<<<<

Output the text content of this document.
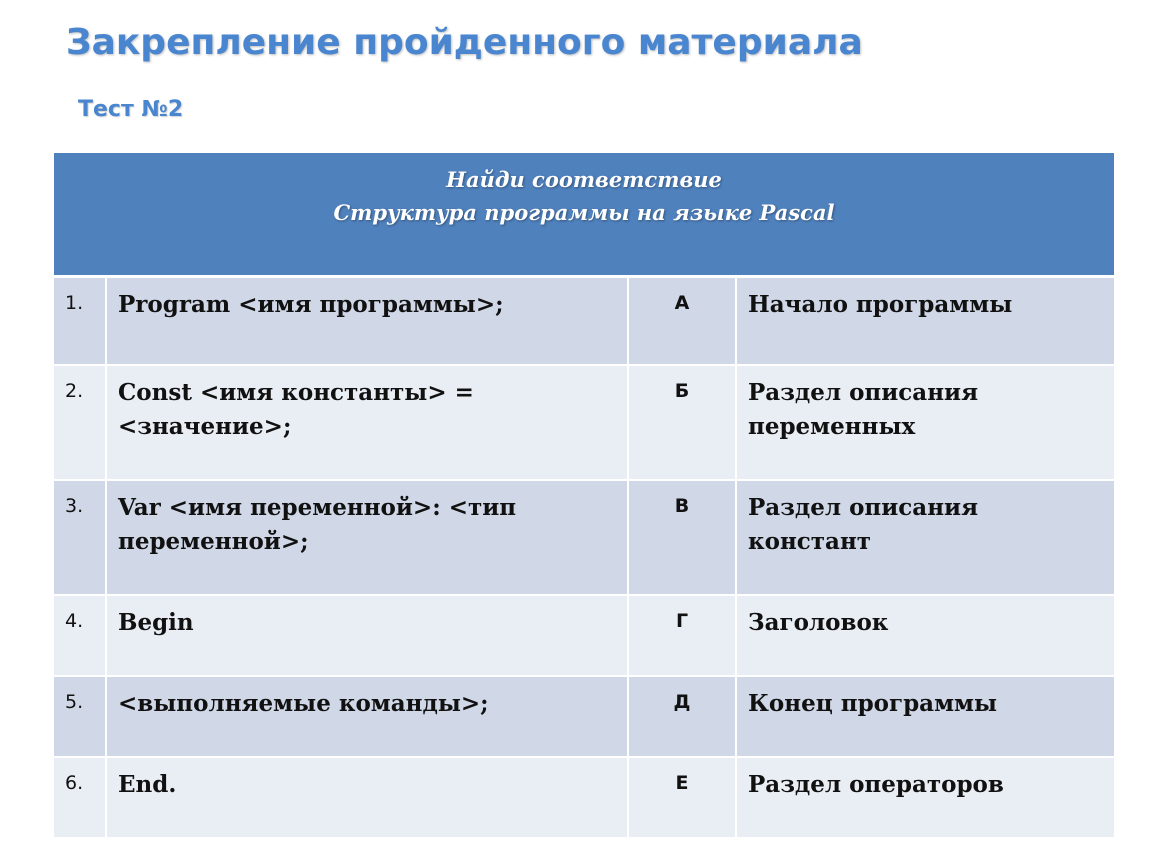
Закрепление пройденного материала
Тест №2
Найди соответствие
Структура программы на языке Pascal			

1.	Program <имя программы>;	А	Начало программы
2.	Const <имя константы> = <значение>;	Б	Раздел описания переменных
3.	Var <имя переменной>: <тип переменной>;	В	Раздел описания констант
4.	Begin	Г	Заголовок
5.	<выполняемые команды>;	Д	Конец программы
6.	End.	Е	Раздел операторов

>>>>

WHAT YOU ARE ASKED TO DO - Write the records above out again exactly, with no pictures in your copy.

WRITTEN SOLUTION -
Output the text content of this document.
Закрепление пройденного материала
Тест №2
Найди соответствие
Структура программы на языке Pascal			

1.	Program <имя программы>;	А	Начало программы
2.	Const <имя константы> = <значение>;	Б	Раздел описания переменных
3.	Var <имя переменной>: <тип переменной>;	В	Раздел описания констант
4.	Begin	Г	Заголовок
5.	<выполняемые команды>;	Д	Конец программы
6.	End.	Е	Раздел операторов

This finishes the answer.